[begin Given data]
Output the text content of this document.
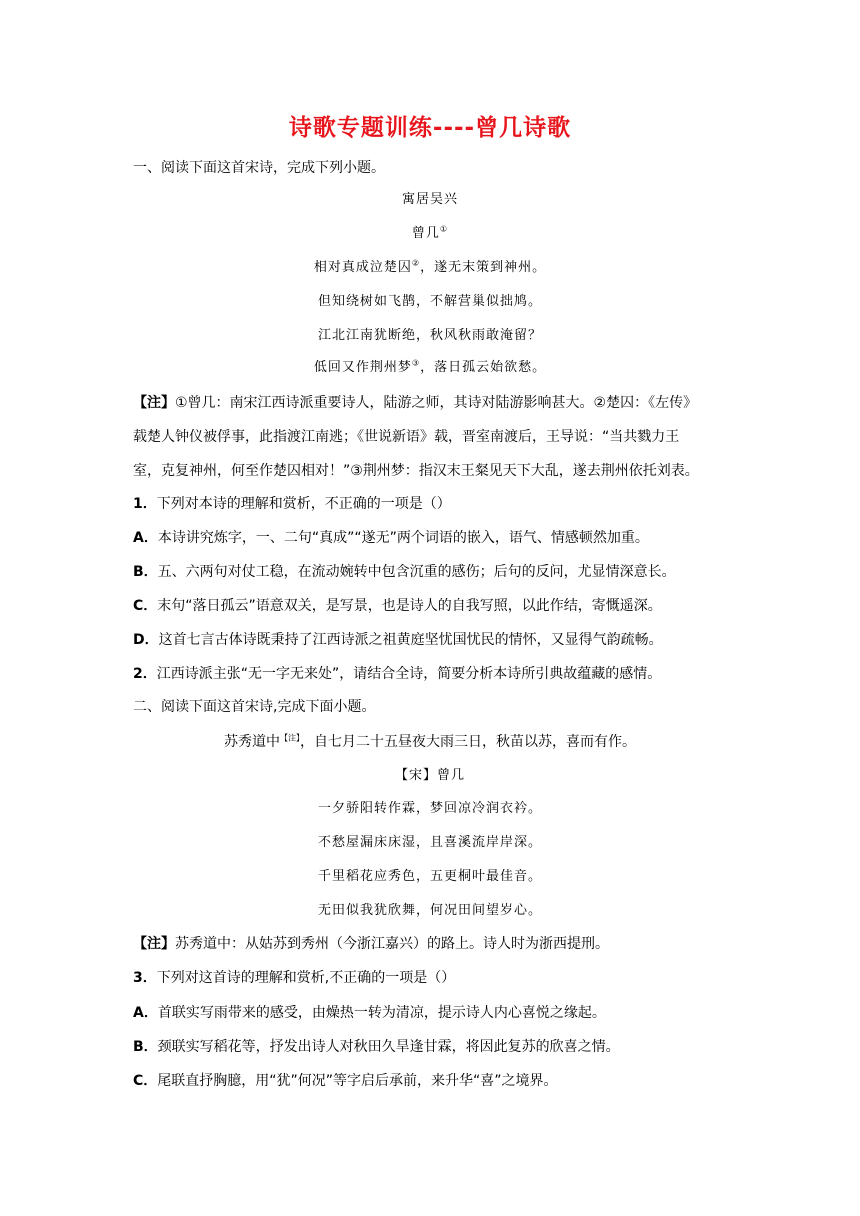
诗歌专题训练----曾几诗歌
一、阅读下面这首宋诗，完成下列小题。
寓居吴兴
曾几①
相对真成泣楚囚②，遂无末策到神州。
但知绕树如飞鹊，不解营巢似拙鸠。
江北江南犹断绝，秋风秋雨敢淹留？
低回又作荆州梦③，落日孤云始欲愁。
【注】①曾几：南宋江西诗派重要诗人，陆游之师，其诗对陆游影响甚大。②楚囚：《左传》
载楚人钟仪被俘事，此指渡江南逃；《世说新语》载，晋室南渡后，王导说：“当共戮力王
室，克复神州，何至作楚囚相对！”③荆州梦：指汉末王粲见天下大乱，遂去荆州依托刘表。
1．下列对本诗的理解和赏析，不正确的一项是（）
A．本诗讲究炼字，一、二句“真成”“遂无”两个词语的嵌入，语气、情感顿然加重。
B．五、六两句对仗工稳，在流动婉转中包含沉重的感伤；后句的反问，尤显情深意长。
C．末句“落日孤云”语意双关，是写景，也是诗人的自我写照，以此作结，寄慨遥深。
D．这首七言古体诗既秉持了江西诗派之祖黄庭坚忧国忧民的情怀，又显得气韵疏畅。
2．江西诗派主张“无一字无来处”，请结合全诗，简要分析本诗所引典故蕴藏的感情。
二、阅读下面这首宋诗,完成下面小题。
苏秀道中$^{【注】}$，自七月二十五昼夜大雨三日，秋苗以苏，喜而有作。
【宋】曾几
一夕骄阳转作霖，梦回凉冷润衣衿。
不愁屋漏床床湿，且喜溪流岸岸深。
千里稻花应秀色，五更桐叶最佳音。
无田似我犹欣舞，何况田间望岁心。
【注】苏秀道中：从姑苏到秀州（今浙江嘉兴）的路上。诗人时为浙西提刑。
3．下列对这首诗的理解和赏析,不正确的一项是（）
A．首联实写雨带来的感受，由燥热一转为清凉，提示诗人内心喜悦之缘起。
B．颈联实写稻花等，抒发出诗人对秋田久旱逢甘霖，将因此复苏的欣喜之情。
C．尾联直抒胸臆，用“犹”何况”等字启后承前，来升华“喜”之境界。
[end Given data]
## The exercise
Take every line that includes the string "阅读下面这首宋诗" and copy it.

## Answer to the exercise
一、阅读下面这首宋诗，完成下列小题。
二、阅读下面这首宋诗,完成下面小题。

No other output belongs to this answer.